- OBJECTIVE -
Wherever "пропорции" appears in a line, copy that line.

-- Begin INFORMATION SUPPLIED --

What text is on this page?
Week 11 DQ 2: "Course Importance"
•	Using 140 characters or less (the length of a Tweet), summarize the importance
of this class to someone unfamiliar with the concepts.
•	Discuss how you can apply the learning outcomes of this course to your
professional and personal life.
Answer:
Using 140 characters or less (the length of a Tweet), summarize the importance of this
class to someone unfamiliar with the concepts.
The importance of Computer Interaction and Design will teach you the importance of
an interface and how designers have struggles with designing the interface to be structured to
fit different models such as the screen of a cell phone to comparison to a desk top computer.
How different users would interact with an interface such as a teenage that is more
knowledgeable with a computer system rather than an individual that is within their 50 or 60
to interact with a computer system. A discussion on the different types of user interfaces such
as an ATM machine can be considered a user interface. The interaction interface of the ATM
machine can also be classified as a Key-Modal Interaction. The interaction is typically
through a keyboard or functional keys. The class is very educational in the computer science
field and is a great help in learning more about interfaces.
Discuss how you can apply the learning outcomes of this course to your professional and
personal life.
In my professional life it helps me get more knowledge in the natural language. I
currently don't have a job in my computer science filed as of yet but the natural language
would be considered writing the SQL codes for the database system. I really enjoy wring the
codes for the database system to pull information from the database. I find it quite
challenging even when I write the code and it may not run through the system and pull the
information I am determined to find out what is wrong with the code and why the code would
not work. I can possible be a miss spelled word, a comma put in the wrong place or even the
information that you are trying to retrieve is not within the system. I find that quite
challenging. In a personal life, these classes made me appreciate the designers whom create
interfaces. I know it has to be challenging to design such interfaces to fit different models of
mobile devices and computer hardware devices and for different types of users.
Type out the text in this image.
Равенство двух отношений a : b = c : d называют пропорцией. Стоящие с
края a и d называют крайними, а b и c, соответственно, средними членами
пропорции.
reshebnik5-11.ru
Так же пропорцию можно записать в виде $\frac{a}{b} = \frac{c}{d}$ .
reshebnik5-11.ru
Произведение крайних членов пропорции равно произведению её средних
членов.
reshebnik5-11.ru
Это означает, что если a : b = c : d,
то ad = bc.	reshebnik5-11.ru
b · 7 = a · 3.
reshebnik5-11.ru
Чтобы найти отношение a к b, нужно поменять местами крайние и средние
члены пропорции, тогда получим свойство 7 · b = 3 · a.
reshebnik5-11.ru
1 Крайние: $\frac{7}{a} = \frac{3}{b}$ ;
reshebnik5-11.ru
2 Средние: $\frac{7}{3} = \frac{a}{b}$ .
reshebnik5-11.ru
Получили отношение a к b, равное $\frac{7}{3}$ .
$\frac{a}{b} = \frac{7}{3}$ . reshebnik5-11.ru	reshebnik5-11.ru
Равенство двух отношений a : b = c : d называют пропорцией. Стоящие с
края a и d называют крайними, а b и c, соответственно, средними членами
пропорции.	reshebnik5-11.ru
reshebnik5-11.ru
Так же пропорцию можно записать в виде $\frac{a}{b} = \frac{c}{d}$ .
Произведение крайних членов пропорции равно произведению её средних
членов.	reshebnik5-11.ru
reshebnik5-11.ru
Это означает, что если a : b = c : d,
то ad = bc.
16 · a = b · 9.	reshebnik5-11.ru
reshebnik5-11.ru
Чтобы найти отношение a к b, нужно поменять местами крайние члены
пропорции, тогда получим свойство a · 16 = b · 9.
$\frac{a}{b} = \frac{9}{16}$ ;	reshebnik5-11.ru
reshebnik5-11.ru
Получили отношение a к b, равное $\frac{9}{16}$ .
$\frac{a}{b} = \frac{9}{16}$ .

-- End INFORMATION SUPPLIED --

- WRITTEN SOLUTION -
пропорции.
Произведение крайних членов пропорции равно произведению её средних
члены пропорции, тогда получим свойство 7 · b = 3 · a.
пропорции.	reshebnik5-11.ru
Произведение крайних членов пропорции равно произведению её средних
пропорции, тогда получим свойство a · 16 = b · 9.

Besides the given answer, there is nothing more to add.